▶ [Passage provided]:

----

= ECOWAS rail =

One of the goals of the Economic Community of West African States (ECOWAS) is the development of an integrated railroad network.

Aims include the extension of railways in member countries, the interconnection of previously isolated railways and the standardisation of gauge, brakes, couplings, and other parameters.

== Proposed lines ==
The first line would connect the cities and ports of Lagos, Cotonou, Lomé and Accra and would allow the largest container ships to focus on a smaller number of large ports, while efficiently serving a larger hinterland. This line connects gauge and systems, which would require four rail dual gauge, which can also provide standard gauge.

----

▶ [Data]:

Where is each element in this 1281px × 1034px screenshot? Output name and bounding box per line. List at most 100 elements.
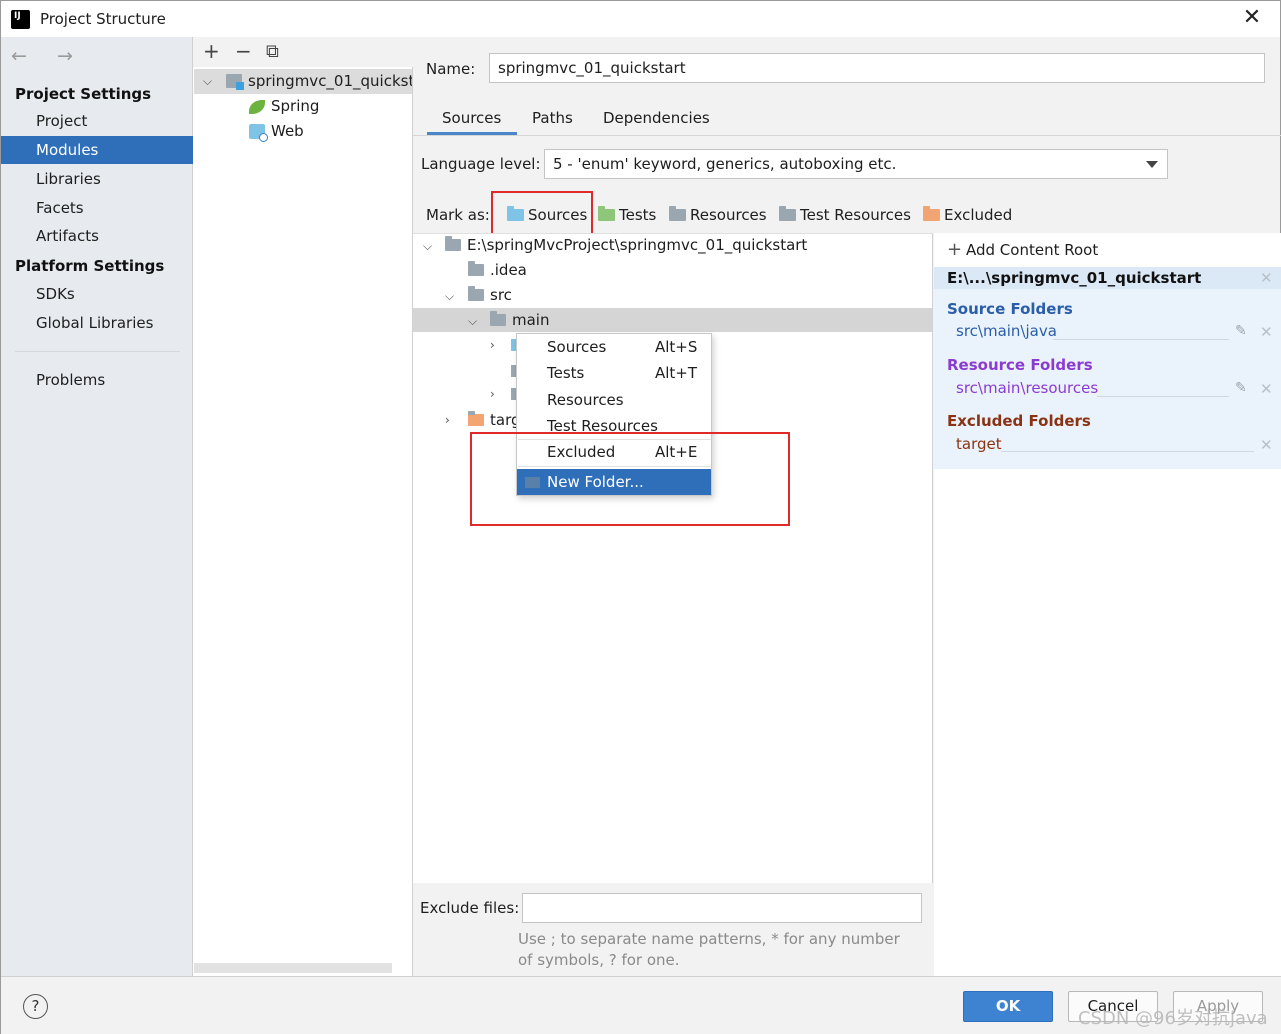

----

▶ [Requirement 1]: In the ECOWAS rail text, which cities and ports would the first proposed line connect?
▶ [Requirement 2]: Using the ECOWAS rail text, explain what benefit the first proposed line would bring for container shipping.

▶ [Response 1]: Lagos, Cotonou, Lomé and Accra.

▶ [Response 2]: The line would let the largest container ships concentrate on a smaller number of large ports. At the same time, those ports could still efficiently serve a larger hinterland.